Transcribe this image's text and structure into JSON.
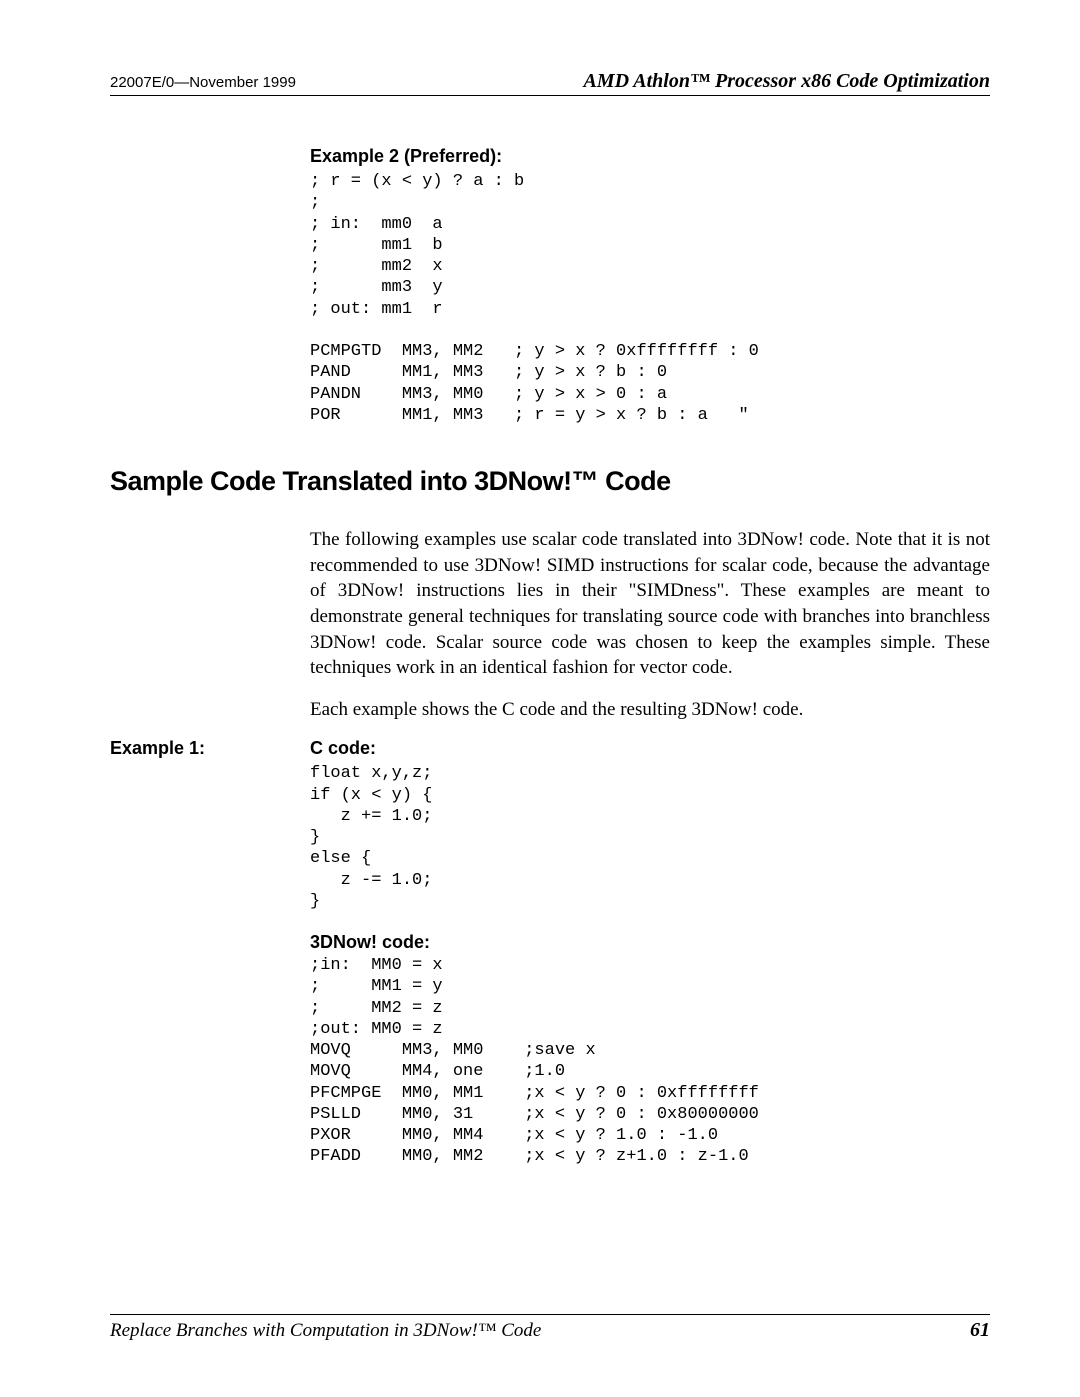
{
  "header": {
    "docId": "22007E/0—November 1999",
    "title": "AMD Athlon™ Processor x86 Code Optimization"
  },
  "example2": {
    "heading": "Example 2 (Preferred):",
    "code": "; r = (x < y) ? a : b\n;\n; in:  mm0  a\n;      mm1  b\n;      mm2  x\n;      mm3  y\n; out: mm1  r\n\nPCMPGTD  MM3, MM2   ; y > x ? 0xffffffff : 0\nPAND     MM1, MM3   ; y > x ? b : 0\nPANDN    MM3, MM0   ; y > x > 0 : a\nPOR      MM1, MM3   ; r = y > x ? b : a   \""
  },
  "section": {
    "heading": "Sample Code Translated into 3DNow!™ Code",
    "para1": "The following examples use scalar code translated into 3DNow! code. Note that it is not recommended to use 3DNow! SIMD instructions for scalar code, because the advantage of 3DNow! instructions lies in their \"SIMDness\". These examples are meant to demonstrate general techniques for translating source code with branches into branchless 3DNow! code. Scalar source code was chosen to keep the examples simple. These techniques work in an identical fashion for vector code.",
    "para2": "Each example shows the C code and the resulting 3DNow! code."
  },
  "example1": {
    "label": "Example 1:",
    "cHeading": "C code:",
    "cCode": "float x,y,z;\nif (x < y) {\n   z += 1.0;\n}\nelse {\n   z -= 1.0;\n}",
    "dHeading": "3DNow! code:",
    "dCode": ";in:  MM0 = x\n;     MM1 = y\n;     MM2 = z\n;out: MM0 = z\nMOVQ     MM3, MM0    ;save x\nMOVQ     MM4, one    ;1.0\nPFCMPGE  MM0, MM1    ;x < y ? 0 : 0xffffffff\nPSLLD    MM0, 31     ;x < y ? 0 : 0x80000000\nPXOR     MM0, MM4    ;x < y ? 1.0 : -1.0\nPFADD    MM0, MM2    ;x < y ? z+1.0 : z-1.0"
  },
  "footer": {
    "title": "Replace Branches with Computation in 3DNow!™ Code",
    "page": "61"
  }
}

☆ ☆ ☆ ☆

■ Set problem ■
Every record must be copied exactly, with the pictures left out.

■ Task result ■
Transcribe this image's text and structure into JSON.
{
  "header": {
    "docId": "22007E/0—November 1999",
    "title": "AMD Athlon™ Processor x86 Code Optimization"
  },
  "example2": {
    "heading": "Example 2 (Preferred):",
    "code": "; r = (x < y) ? a : b\n;\n; in:  mm0  a\n;      mm1  b\n;      mm2  x\n;      mm3  y\n; out: mm1  r\n\nPCMPGTD  MM3, MM2   ; y > x ? 0xffffffff : 0\nPAND     MM1, MM3   ; y > x ? b : 0\nPANDN    MM3, MM0   ; y > x > 0 : a\nPOR      MM1, MM3   ; r = y > x ? b : a   \""
  },
  "section": {
    "heading": "Sample Code Translated into 3DNow!™ Code",
    "para1": "The following examples use scalar code translated into 3DNow! code. Note that it is not recommended to use 3DNow! SIMD instructions for scalar code, because the advantage of 3DNow! instructions lies in their \"SIMDness\". These examples are meant to demonstrate general techniques for translating source code with branches into branchless 3DNow! code. Scalar source code was chosen to keep the examples simple. These techniques work in an identical fashion for vector code.",
    "para2": "Each example shows the C code and the resulting 3DNow! code."
  },
  "example1": {
    "label": "Example 1:",
    "cHeading": "C code:",
    "cCode": "float x,y,z;\nif (x < y) {\n   z += 1.0;\n}\nelse {\n   z -= 1.0;\n}",
    "dHeading": "3DNow! code:",
    "dCode": ";in:  MM0 = x\n;     MM1 = y\n;     MM2 = z\n;out: MM0 = z\nMOVQ     MM3, MM0    ;save x\nMOVQ     MM4, one    ;1.0\nPFCMPGE  MM0, MM1    ;x < y ? 0 : 0xffffffff\nPSLLD    MM0, 31     ;x < y ? 0 : 0x80000000\nPXOR     MM0, MM4    ;x < y ? 1.0 : -1.0\nPFADD    MM0, MM2    ;x < y ? z+1.0 : z-1.0"
  },
  "footer": {
    "title": "Replace Branches with Computation in 3DNow!™ Code",
    "page": "61"
  }
}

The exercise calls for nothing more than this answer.